>> begin INPUT ROWS
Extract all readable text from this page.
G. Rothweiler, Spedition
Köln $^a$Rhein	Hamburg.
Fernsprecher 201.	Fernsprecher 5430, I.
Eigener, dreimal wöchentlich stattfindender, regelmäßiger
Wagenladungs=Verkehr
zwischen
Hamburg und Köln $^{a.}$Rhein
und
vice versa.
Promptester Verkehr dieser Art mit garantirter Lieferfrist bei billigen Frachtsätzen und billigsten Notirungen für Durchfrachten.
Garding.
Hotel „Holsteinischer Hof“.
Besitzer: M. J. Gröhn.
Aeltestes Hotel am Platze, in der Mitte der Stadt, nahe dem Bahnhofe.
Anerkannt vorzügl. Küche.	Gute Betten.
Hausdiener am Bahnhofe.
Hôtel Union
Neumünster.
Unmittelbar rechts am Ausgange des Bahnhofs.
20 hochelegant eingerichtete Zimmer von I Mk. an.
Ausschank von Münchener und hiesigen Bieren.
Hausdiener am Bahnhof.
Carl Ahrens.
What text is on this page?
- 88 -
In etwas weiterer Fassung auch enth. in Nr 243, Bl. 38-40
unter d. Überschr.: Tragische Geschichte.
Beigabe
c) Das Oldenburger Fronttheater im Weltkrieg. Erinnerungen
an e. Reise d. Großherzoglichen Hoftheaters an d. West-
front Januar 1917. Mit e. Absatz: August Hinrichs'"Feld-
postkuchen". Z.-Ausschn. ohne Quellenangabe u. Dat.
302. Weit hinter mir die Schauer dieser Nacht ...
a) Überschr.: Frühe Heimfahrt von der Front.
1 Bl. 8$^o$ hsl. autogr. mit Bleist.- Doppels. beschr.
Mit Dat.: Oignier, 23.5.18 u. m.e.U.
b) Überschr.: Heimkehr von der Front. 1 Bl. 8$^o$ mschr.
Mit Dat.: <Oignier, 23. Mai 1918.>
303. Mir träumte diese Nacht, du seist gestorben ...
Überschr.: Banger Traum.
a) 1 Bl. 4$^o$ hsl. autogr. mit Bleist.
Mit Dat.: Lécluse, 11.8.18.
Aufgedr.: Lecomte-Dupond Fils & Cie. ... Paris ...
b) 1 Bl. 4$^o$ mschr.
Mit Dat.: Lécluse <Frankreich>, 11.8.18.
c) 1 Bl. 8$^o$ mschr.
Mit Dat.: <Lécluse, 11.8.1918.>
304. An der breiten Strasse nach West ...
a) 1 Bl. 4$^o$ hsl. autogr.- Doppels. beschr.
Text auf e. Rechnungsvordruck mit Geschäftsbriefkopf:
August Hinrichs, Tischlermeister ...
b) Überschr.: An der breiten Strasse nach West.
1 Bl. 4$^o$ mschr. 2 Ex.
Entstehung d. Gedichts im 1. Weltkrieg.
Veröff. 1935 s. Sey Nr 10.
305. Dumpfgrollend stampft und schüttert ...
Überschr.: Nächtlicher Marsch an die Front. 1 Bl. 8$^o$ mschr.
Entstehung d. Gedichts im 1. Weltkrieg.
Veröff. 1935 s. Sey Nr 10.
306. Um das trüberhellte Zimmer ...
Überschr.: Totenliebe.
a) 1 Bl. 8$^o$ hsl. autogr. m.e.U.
>> end INPUT ROWS
- _EXERCISE REQUIREMENTS_: Go through the listing and print each line exactly as it appears.

- _RESULT BELOW_:
Extract all readable text from this page.
G. Rothweiler, Spedition
Köln $^a$Rhein	Hamburg.
Fernsprecher 201.	Fernsprecher 5430, I.
Eigener, dreimal wöchentlich stattfindender, regelmäßiger
Wagenladungs=Verkehr
zwischen
Hamburg und Köln $^{a.}$Rhein
und
vice versa.
Promptester Verkehr dieser Art mit garantirter Lieferfrist bei billigen Frachtsätzen und billigsten Notirungen für Durchfrachten.
Garding.
Hotel „Holsteinischer Hof“.
Besitzer: M. J. Gröhn.
Aeltestes Hotel am Platze, in der Mitte der Stadt, nahe dem Bahnhofe.
Anerkannt vorzügl. Küche.	Gute Betten.
Hausdiener am Bahnhofe.
Hôtel Union
Neumünster.
Unmittelbar rechts am Ausgange des Bahnhofs.
20 hochelegant eingerichtete Zimmer von I Mk. an.
Ausschank von Münchener und hiesigen Bieren.
Hausdiener am Bahnhof.
Carl Ahrens.
What text is on this page?
- 88 -
In etwas weiterer Fassung auch enth. in Nr 243, Bl. 38-40
unter d. Überschr.: Tragische Geschichte.
Beigabe
c) Das Oldenburger Fronttheater im Weltkrieg. Erinnerungen
an e. Reise d. Großherzoglichen Hoftheaters an d. West-
front Januar 1917. Mit e. Absatz: August Hinrichs'"Feld-
postkuchen". Z.-Ausschn. ohne Quellenangabe u. Dat.
302. Weit hinter mir die Schauer dieser Nacht ...
a) Überschr.: Frühe Heimfahrt von der Front.
1 Bl. 8$^o$ hsl. autogr. mit Bleist.- Doppels. beschr.
Mit Dat.: Oignier, 23.5.18 u. m.e.U.
b) Überschr.: Heimkehr von der Front. 1 Bl. 8$^o$ mschr.
Mit Dat.: <Oignier, 23. Mai 1918.>
303. Mir träumte diese Nacht, du seist gestorben ...
Überschr.: Banger Traum.
a) 1 Bl. 4$^o$ hsl. autogr. mit Bleist.
Mit Dat.: Lécluse, 11.8.18.
Aufgedr.: Lecomte-Dupond Fils & Cie. ... Paris ...
b) 1 Bl. 4$^o$ mschr.
Mit Dat.: Lécluse <Frankreich>, 11.8.18.
c) 1 Bl. 8$^o$ mschr.
Mit Dat.: <Lécluse, 11.8.1918.>
304. An der breiten Strasse nach West ...
a) 1 Bl. 4$^o$ hsl. autogr.- Doppels. beschr.
Text auf e. Rechnungsvordruck mit Geschäftsbriefkopf:
August Hinrichs, Tischlermeister ...
b) Überschr.: An der breiten Strasse nach West.
1 Bl. 4$^o$ mschr. 2 Ex.
Entstehung d. Gedichts im 1. Weltkrieg.
Veröff. 1935 s. Sey Nr 10.
305. Dumpfgrollend stampft und schüttert ...
Überschr.: Nächtlicher Marsch an die Front. 1 Bl. 8$^o$ mschr.
Entstehung d. Gedichts im 1. Weltkrieg.
Veröff. 1935 s. Sey Nr 10.
306. Um das trüberhellte Zimmer ...
Überschr.: Totenliebe.
a) 1 Bl. 8$^o$ hsl. autogr. m.e.U.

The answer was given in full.